▸ **STATED GOAL**
Exactly repeat the line that contains "Extract the structured", then every line after it up to and including the final line.

▸ **INFORMATION SHOWN**
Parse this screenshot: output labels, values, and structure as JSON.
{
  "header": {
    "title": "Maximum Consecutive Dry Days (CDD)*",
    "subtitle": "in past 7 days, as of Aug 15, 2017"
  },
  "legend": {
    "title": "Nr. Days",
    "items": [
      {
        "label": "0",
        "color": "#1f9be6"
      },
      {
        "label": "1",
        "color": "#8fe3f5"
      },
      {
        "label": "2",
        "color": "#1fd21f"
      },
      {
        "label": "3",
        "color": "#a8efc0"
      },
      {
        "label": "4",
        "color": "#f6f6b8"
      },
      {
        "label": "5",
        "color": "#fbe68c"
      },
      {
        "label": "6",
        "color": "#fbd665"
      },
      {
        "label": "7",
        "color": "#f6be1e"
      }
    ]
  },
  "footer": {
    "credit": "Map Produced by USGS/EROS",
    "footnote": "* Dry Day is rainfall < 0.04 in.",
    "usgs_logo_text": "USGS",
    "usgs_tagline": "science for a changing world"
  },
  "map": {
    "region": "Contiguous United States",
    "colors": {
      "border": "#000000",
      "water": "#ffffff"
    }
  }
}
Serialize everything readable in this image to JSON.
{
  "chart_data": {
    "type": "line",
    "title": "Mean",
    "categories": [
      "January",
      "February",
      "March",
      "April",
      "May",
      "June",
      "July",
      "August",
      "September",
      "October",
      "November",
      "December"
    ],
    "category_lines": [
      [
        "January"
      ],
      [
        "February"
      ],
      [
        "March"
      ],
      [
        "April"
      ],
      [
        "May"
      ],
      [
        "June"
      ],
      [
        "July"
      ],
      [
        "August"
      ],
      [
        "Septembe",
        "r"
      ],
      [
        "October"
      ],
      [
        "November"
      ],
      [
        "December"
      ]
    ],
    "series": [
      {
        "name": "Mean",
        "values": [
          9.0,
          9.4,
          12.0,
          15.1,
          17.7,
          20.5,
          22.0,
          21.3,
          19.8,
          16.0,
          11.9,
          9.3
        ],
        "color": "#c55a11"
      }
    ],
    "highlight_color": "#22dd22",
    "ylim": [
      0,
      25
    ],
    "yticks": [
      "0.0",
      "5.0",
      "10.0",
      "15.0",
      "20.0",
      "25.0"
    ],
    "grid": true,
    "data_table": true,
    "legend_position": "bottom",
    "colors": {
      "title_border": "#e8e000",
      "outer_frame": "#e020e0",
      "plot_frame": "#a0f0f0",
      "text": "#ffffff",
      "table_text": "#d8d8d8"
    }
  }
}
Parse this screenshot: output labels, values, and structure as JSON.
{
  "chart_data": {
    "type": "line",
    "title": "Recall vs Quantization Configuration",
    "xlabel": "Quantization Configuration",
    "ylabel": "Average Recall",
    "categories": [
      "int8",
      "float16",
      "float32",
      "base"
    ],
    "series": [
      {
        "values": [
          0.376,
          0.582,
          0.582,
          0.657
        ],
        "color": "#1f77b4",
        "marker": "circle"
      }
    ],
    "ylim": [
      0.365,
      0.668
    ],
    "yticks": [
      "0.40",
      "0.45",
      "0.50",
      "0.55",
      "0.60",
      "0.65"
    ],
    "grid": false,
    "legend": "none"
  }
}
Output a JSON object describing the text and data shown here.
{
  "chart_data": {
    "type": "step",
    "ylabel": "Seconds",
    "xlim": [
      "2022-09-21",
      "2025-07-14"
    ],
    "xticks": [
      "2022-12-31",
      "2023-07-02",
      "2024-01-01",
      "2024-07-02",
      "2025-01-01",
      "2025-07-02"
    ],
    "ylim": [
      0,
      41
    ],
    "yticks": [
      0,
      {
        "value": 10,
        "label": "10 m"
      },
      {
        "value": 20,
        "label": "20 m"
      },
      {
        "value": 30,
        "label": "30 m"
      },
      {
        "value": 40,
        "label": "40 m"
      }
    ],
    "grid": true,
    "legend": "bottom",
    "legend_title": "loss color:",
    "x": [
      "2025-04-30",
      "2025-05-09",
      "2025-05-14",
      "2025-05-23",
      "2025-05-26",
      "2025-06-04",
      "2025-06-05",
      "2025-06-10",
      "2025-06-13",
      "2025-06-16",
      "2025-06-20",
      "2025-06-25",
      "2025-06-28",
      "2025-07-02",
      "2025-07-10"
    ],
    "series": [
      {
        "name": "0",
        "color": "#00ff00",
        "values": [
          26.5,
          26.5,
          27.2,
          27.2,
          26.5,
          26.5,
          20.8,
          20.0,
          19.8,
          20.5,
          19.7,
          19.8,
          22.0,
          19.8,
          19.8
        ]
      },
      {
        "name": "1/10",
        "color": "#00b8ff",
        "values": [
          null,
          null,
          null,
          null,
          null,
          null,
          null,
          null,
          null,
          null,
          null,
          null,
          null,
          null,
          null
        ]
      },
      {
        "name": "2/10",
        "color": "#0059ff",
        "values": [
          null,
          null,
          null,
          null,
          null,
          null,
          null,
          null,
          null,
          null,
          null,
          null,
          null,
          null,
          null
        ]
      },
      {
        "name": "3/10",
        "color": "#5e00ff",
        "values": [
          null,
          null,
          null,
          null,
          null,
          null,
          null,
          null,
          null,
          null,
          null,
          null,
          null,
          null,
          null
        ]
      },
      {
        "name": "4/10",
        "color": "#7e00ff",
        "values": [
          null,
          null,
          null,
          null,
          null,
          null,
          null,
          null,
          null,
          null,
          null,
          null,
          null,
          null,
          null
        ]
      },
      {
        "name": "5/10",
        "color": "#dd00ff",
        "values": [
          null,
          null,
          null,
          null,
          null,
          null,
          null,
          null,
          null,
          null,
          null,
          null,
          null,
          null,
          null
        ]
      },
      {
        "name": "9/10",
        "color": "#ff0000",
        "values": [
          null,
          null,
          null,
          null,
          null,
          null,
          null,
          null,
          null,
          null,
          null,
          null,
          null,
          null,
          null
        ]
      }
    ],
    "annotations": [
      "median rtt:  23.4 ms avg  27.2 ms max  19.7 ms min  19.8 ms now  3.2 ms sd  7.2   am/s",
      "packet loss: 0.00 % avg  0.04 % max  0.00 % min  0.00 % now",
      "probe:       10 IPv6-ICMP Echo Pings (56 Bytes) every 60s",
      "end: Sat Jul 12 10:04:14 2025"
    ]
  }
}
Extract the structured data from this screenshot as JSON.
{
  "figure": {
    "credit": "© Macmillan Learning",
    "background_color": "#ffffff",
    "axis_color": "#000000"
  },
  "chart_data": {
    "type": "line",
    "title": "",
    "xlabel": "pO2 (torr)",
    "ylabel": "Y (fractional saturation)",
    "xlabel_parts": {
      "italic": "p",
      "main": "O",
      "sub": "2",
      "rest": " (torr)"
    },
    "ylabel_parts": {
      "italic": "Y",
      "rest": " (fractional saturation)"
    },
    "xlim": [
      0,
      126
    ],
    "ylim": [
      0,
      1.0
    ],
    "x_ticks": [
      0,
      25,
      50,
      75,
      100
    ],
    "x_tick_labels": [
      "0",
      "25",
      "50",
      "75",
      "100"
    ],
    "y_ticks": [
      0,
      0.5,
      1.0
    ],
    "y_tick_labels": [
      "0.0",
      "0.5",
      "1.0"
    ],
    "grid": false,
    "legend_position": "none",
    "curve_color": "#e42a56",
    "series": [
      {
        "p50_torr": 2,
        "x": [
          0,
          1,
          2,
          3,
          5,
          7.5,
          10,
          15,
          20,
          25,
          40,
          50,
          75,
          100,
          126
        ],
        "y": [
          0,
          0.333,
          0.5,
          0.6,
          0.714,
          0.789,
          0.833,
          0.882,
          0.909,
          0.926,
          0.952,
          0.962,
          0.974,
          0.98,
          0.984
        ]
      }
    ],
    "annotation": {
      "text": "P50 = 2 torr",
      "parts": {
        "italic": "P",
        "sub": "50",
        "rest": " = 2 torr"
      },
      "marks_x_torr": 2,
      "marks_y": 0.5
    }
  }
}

▸ **OUTPUT FOR THIS TASK**
Extract the structured data from this screenshot as JSON.
{
  "figure": {
    "credit": "© Macmillan Learning",
    "background_color": "#ffffff",
    "axis_color": "#000000"
  },
  "chart_data": {
    "type": "line",
    "title": "",
    "xlabel": "pO2 (torr)",
    "ylabel": "Y (fractional saturation)",
    "xlabel_parts": {
      "italic": "p",
      "main": "O",
      "sub": "2",
      "rest": " (torr)"
    },
    "ylabel_parts": {
      "italic": "Y",
      "rest": " (fractional saturation)"
    },
    "xlim": [
      0,
      126
    ],
    "ylim": [
      0,
      1.0
    ],
    "x_ticks": [
      0,
      25,
      50,
      75,
      100
    ],
    "x_tick_labels": [
      "0",
      "25",
      "50",
      "75",
      "100"
    ],
    "y_ticks": [
      0,
      0.5,
      1.0
    ],
    "y_tick_labels": [
      "0.0",
      "0.5",
      "1.0"
    ],
    "grid": false,
    "legend_position": "none",
    "curve_color": "#e42a56",
    "series": [
      {
        "p50_torr": 2,
        "x": [
          0,
          1,
          2,
          3,
          5,
          7.5,
          10,
          15,
          20,
          25,
          40,
          50,
          75,
          100,
          126
        ],
        "y": [
          0,
          0.333,
          0.5,
          0.6,
          0.714,
          0.789,
          0.833,
          0.882,
          0.909,
          0.926,
          0.952,
          0.962,
          0.974,
          0.98,
          0.984
        ]
      }
    ],
    "annotation": {
      "text": "P50 = 2 torr",
      "parts": {
        "italic": "P",
        "sub": "50",
        "rest": " = 2 torr"
      },
      "marks_x_torr": 2,
      "marks_y": 0.5
    }
  }
}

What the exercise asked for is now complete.